- [Data section]:

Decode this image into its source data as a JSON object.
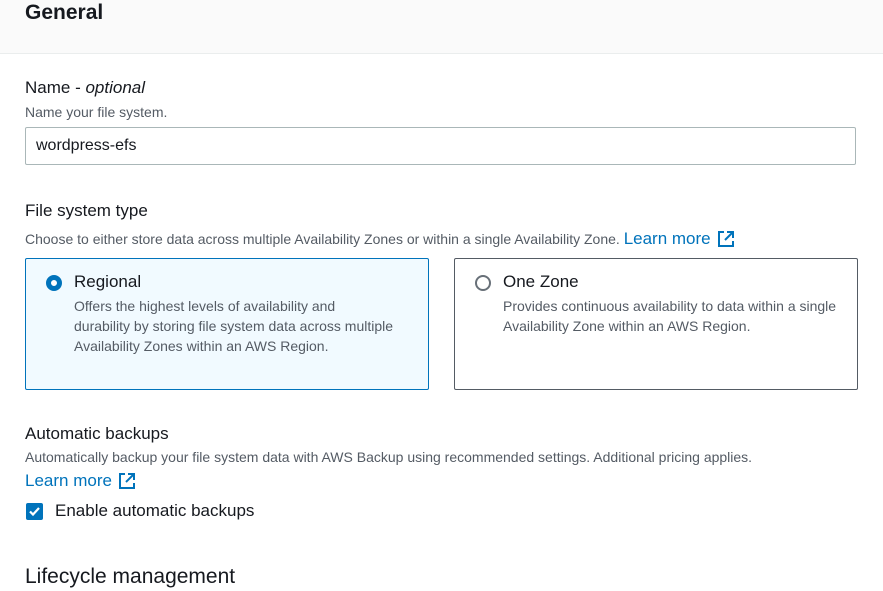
{
  "section": {
    "title": "General"
  },
  "name_field": {
    "label": "Name - ",
    "label_optional": "optional",
    "description": "Name your file system.",
    "value": "wordpress-efs"
  },
  "file_system_type": {
    "label": "File system type",
    "description": "Choose to either store data across multiple Availability Zones or within a single Availability Zone.",
    "learn_more": "Learn more",
    "options": [
      {
        "title": "Regional",
        "description": "Offers the highest levels of availability and durability by storing file system data across multiple Availability Zones within an AWS Region.",
        "selected": true
      },
      {
        "title": "One Zone",
        "description": "Provides continuous availability to data within a single Availability Zone within an AWS Region.",
        "selected": false
      }
    ]
  },
  "automatic_backups": {
    "label": "Automatic backups",
    "description": "Automatically backup your file system data with AWS Backup using recommended settings. Additional pricing applies.",
    "learn_more": "Learn more",
    "checkbox_label": "Enable automatic backups",
    "checked": true
  },
  "next_section": {
    "title": "Lifecycle management"
  },
  "colors": {
    "accent": "#0073bb",
    "selected_bg": "#f1faff",
    "text": "#16191f",
    "secondary_text": "#545b64"
  }
}
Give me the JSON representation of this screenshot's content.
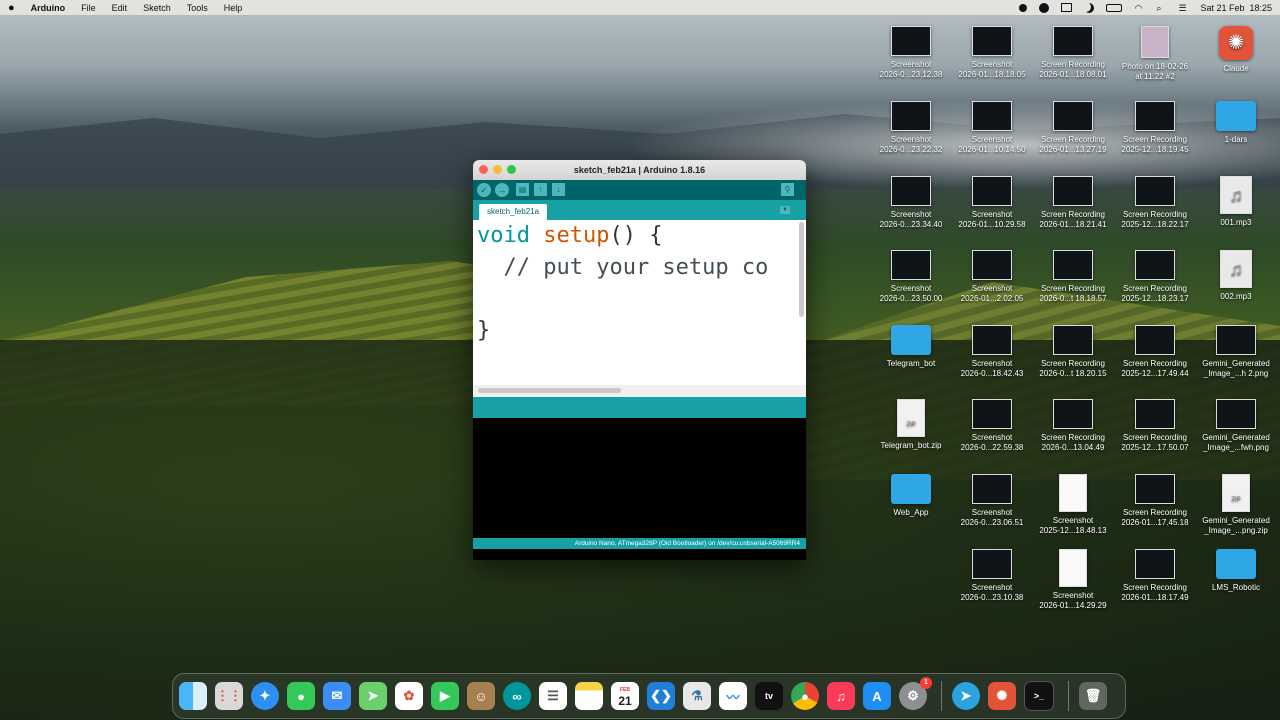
{
  "menubar": {
    "apple": "",
    "app_name": "Arduino",
    "menus": [
      "File",
      "Edit",
      "Sketch",
      "Tools",
      "Help"
    ],
    "clock": "Sat 21 Feb  18:25",
    "status_icons": [
      "record-icon",
      "telegram-icon",
      "screen-mirror-icon",
      "moon-icon",
      "battery-icon",
      "wifi-icon",
      "search-icon",
      "control-center-icon"
    ]
  },
  "window": {
    "title": "sketch_feb21a | Arduino 1.8.16",
    "toolbar": {
      "verify": "✓",
      "upload": "→",
      "new": "▤",
      "open": "↑",
      "save": "↓",
      "serial_monitor": "⚲"
    },
    "tab_label": "sketch_feb21a",
    "tab_menu": "▼",
    "code": {
      "l1_kw": "void",
      "l1_fn": "setup",
      "l1_rest": "() {",
      "l2": "  // put your setup co",
      "l4": "}"
    },
    "status": "Arduino Nano, ATmega328P (Old Bootloader) on /dev/cu.usbserial-A5069RR4"
  },
  "desktop": {
    "icons": [
      {
        "l1": "Screenshot",
        "l2": "2026-0...23.12.38"
      },
      {
        "l1": "Screenshot",
        "l2": "2026-01...18.18.05"
      },
      {
        "l1": "Screen Recording",
        "l2": "2026-01...18.08.01"
      },
      {
        "l1": "Photo on 18-02-26",
        "l2": "at 11.22 #2"
      },
      {
        "l1": "Claude",
        "l2": ""
      },
      {
        "l1": "Screenshot",
        "l2": "2026-0...23.22.32"
      },
      {
        "l1": "Screenshot",
        "l2": "2026-01...10.14.50"
      },
      {
        "l1": "Screen Recording",
        "l2": "2026-01...13.27.19"
      },
      {
        "l1": "Screen Recording",
        "l2": "2025-12...18.19.45"
      },
      {
        "l1": "1-dars",
        "l2": ""
      },
      {
        "l1": "Screenshot",
        "l2": "2026-0...23.34.40"
      },
      {
        "l1": "Screenshot",
        "l2": "2026-01...10.29.58"
      },
      {
        "l1": "Screen Recording",
        "l2": "2026-01...18.21.41"
      },
      {
        "l1": "Screen Recording",
        "l2": "2025-12...18.22.17"
      },
      {
        "l1": "001.mp3",
        "l2": ""
      },
      {
        "l1": "Screenshot",
        "l2": "2026-0...23.50.00"
      },
      {
        "l1": "Screenshot",
        "l2": "2026-01...2.02.05"
      },
      {
        "l1": "Screen Recording",
        "l2": "2026-0...t 18.18.57"
      },
      {
        "l1": "Screen Recording",
        "l2": "2025-12...18.23.17"
      },
      {
        "l1": "002.mp3",
        "l2": ""
      },
      {
        "l1": "Telegram_bot",
        "l2": ""
      },
      {
        "l1": "Screenshot",
        "l2": "2026-0...18.42.43"
      },
      {
        "l1": "Screen Recording",
        "l2": "2026-0...t 18.20.15"
      },
      {
        "l1": "Screen Recording",
        "l2": "2025-12...17.49.44"
      },
      {
        "l1": "Gemini_Generated",
        "l2": "_Image_...h 2.png"
      },
      {
        "l1": "Telegram_bot.zip",
        "l2": ""
      },
      {
        "l1": "Screenshot",
        "l2": "2026-0...22.59.38"
      },
      {
        "l1": "Screen Recording",
        "l2": "2026-0...13.04.49"
      },
      {
        "l1": "Screen Recording",
        "l2": "2025-12...17.50.07"
      },
      {
        "l1": "Gemini_Generated",
        "l2": "_Image_...fwh.png"
      },
      {
        "l1": "Web_App",
        "l2": ""
      },
      {
        "l1": "Screenshot",
        "l2": "2026-0...23.06.51"
      },
      {
        "l1": "Screenshot",
        "l2": "2025-12...18.48.13"
      },
      {
        "l1": "Screen Recording",
        "l2": "2026-01...17.45.18"
      },
      {
        "l1": "Gemini_Generated",
        "l2": "_Image_...png.zip"
      },
      {
        "l1": "Screenshot",
        "l2": "2026-0...23.10.38"
      },
      {
        "l1": "Screenshot",
        "l2": "2026-01...14.29.29"
      },
      {
        "l1": "Screen Recording",
        "l2": "2026-01...18.17.49"
      },
      {
        "l1": "LMS_Robotic",
        "l2": ""
      }
    ]
  },
  "dock": {
    "calendar_month": "FEB",
    "calendar_day": "21",
    "settings_badge": "1",
    "appletv": "tv"
  }
}
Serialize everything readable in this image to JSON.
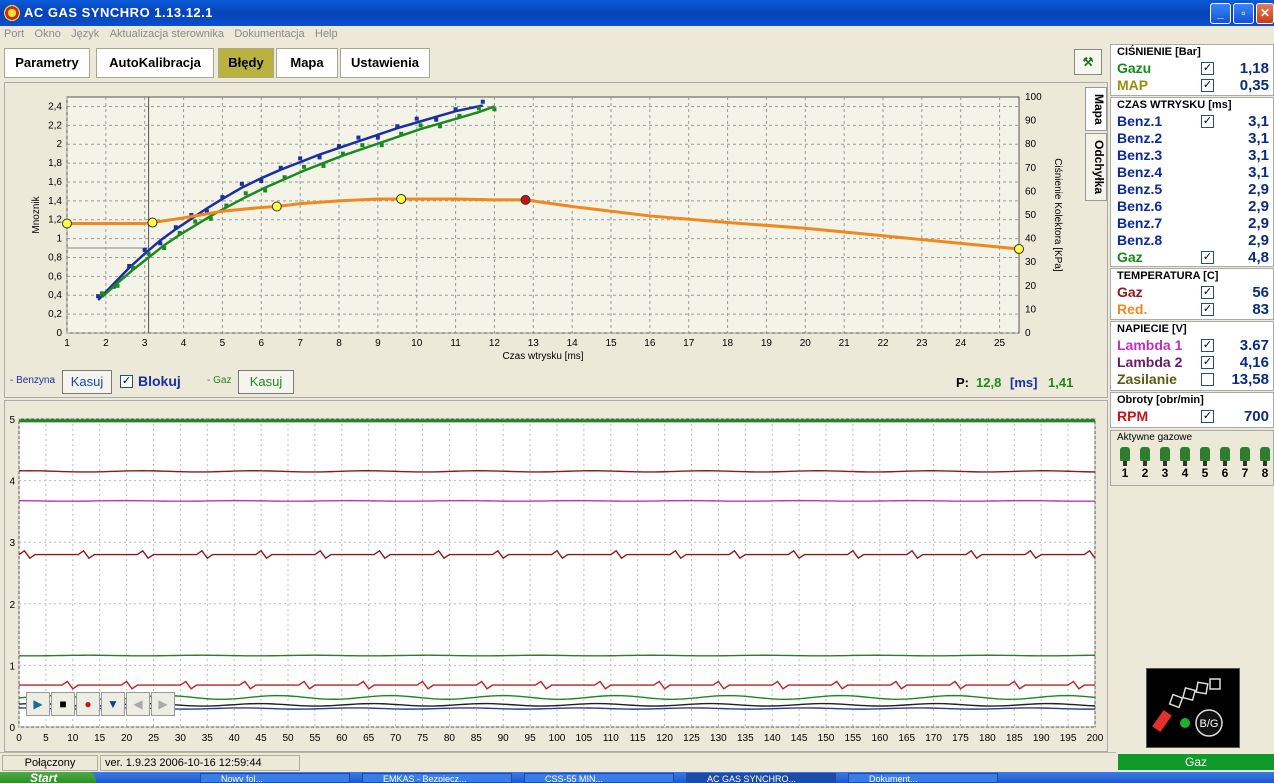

- [To do]:
Leave out the pictures and give the rest of the records again exactly.

- [Worked solution]:
Decode this image into its source data as a JSON object.
{
  "section": {
    "title": "General"
  },
  "name_field": {
    "label": "Name - ",
    "label_optional": "optional",
    "description": "Name your file system.",
    "value": "wordpress-efs"
  },
  "file_system_type": {
    "label": "File system type",
    "description": "Choose to either store data across multiple Availability Zones or within a single Availability Zone.",
    "learn_more": "Learn more",
    "options": [
      {
        "title": "Regional",
        "description": "Offers the highest levels of availability and durability by storing file system data across multiple Availability Zones within an AWS Region.",
        "selected": true
      },
      {
        "title": "One Zone",
        "description": "Provides continuous availability to data within a single Availability Zone within an AWS Region.",
        "selected": false
      }
    ]
  },
  "automatic_backups": {
    "label": "Automatic backups",
    "description": "Automatically backup your file system data with AWS Backup using recommended settings. Additional pricing applies.",
    "learn_more": "Learn more",
    "checkbox_label": "Enable automatic backups",
    "checked": true
  },
  "next_section": {
    "title": "Lifecycle management"
  },
  "colors": {
    "accent": "#0073bb",
    "selected_bg": "#f1faff",
    "text": "#16191f",
    "secondary_text": "#545b64"
  }
}
Give me the JSON representation of this screenshot's content.
{
  "menubar": {
    "apple": "",
    "app_name": "Arduino",
    "menus": [
      "File",
      "Edit",
      "Sketch",
      "Tools",
      "Help"
    ],
    "clock": "Sat 21 Feb  18:25",
    "status_icons": [
      "record-icon",
      "telegram-icon",
      "screen-mirror-icon",
      "moon-icon",
      "battery-icon",
      "wifi-icon",
      "search-icon",
      "control-center-icon"
    ]
  },
  "window": {
    "title": "sketch_feb21a | Arduino 1.8.16",
    "toolbar": {
      "verify": "✓",
      "upload": "→",
      "new": "▤",
      "open": "↑",
      "save": "↓",
      "serial_monitor": "⚲"
    },
    "tab_label": "sketch_feb21a",
    "tab_menu": "▼",
    "code": {
      "l1_kw": "void",
      "l1_fn": "setup",
      "l1_rest": "() {",
      "l2": "  // put your setup co",
      "l4": "}"
    },
    "status": "Arduino Nano, ATmega328P (Old Bootloader) on /dev/cu.usbserial-A5069RR4"
  },
  "desktop": {
    "icons": [
      {
        "l1": "Screenshot",
        "l2": "2026-0...23.12.38"
      },
      {
        "l1": "Screenshot",
        "l2": "2026-01...18.18.05"
      },
      {
        "l1": "Screen Recording",
        "l2": "2026-01...18.08.01"
      },
      {
        "l1": "Photo on 18-02-26",
        "l2": "at 11.22 #2"
      },
      {
        "l1": "Claude",
        "l2": ""
      },
      {
        "l1": "Screenshot",
        "l2": "2026-0...23.22.32"
      },
      {
        "l1": "Screenshot",
        "l2": "2026-01...10.14.50"
      },
      {
        "l1": "Screen Recording",
        "l2": "2026-01...13.27.19"
      },
      {
        "l1": "Screen Recording",
        "l2": "2025-12...18.19.45"
      },
      {
        "l1": "1-dars",
        "l2": ""
      },
      {
        "l1": "Screenshot",
        "l2": "2026-0...23.34.40"
      },
      {
        "l1": "Screenshot",
        "l2": "2026-01...10.29.58"
      },
      {
        "l1": "Screen Recording",
        "l2": "2026-01...18.21.41"
      },
      {
        "l1": "Screen Recording",
        "l2": "2025-12...18.22.17"
      },
      {
        "l1": "001.mp3",
        "l2": ""
      },
      {
        "l1": "Screenshot",
        "l2": "2026-0...23.50.00"
      },
      {
        "l1": "Screenshot",
        "l2": "2026-01...2.02.05"
      },
      {
        "l1": "Screen Recording",
        "l2": "2026-0...t 18.18.57"
      },
      {
        "l1": "Screen Recording",
        "l2": "2025-12...18.23.17"
      },
      {
        "l1": "002.mp3",
        "l2": ""
      },
      {
        "l1": "Telegram_bot",
        "l2": ""
      },
      {
        "l1": "Screenshot",
        "l2": "2026-0...18.42.43"
      },
      {
        "l1": "Screen Recording",
        "l2": "2026-0...t 18.20.15"
      },
      {
        "l1": "Screen Recording",
        "l2": "2025-12...17.49.44"
      },
      {
        "l1": "Gemini_Generated",
        "l2": "_Image_...h 2.png"
      },
      {
        "l1": "Telegram_bot.zip",
        "l2": ""
      },
      {
        "l1": "Screenshot",
        "l2": "2026-0...22.59.38"
      },
      {
        "l1": "Screen Recording",
        "l2": "2026-0...13.04.49"
      },
      {
        "l1": "Screen Recording",
        "l2": "2025-12...17.50.07"
      },
      {
        "l1": "Gemini_Generated",
        "l2": "_Image_...fwh.png"
      },
      {
        "l1": "Web_App",
        "l2": ""
      },
      {
        "l1": "Screenshot",
        "l2": "2026-0...23.06.51"
      },
      {
        "l1": "Screenshot",
        "l2": "2025-12...18.48.13"
      },
      {
        "l1": "Screen Recording",
        "l2": "2026-01...17.45.18"
      },
      {
        "l1": "Gemini_Generated",
        "l2": "_Image_...png.zip"
      },
      {
        "l1": "Screenshot",
        "l2": "2026-0...23.10.38"
      },
      {
        "l1": "Screenshot",
        "l2": "2026-01...14.29.29"
      },
      {
        "l1": "Screen Recording",
        "l2": "2026-01...18.17.49"
      },
      {
        "l1": "LMS_Robotic",
        "l2": ""
      }
    ]
  },
  "dock": {
    "calendar_month": "FEB",
    "calendar_day": "21",
    "settings_badge": "1",
    "appletv": "tv"
  }
}
Serialize everything readable in this image to JSON.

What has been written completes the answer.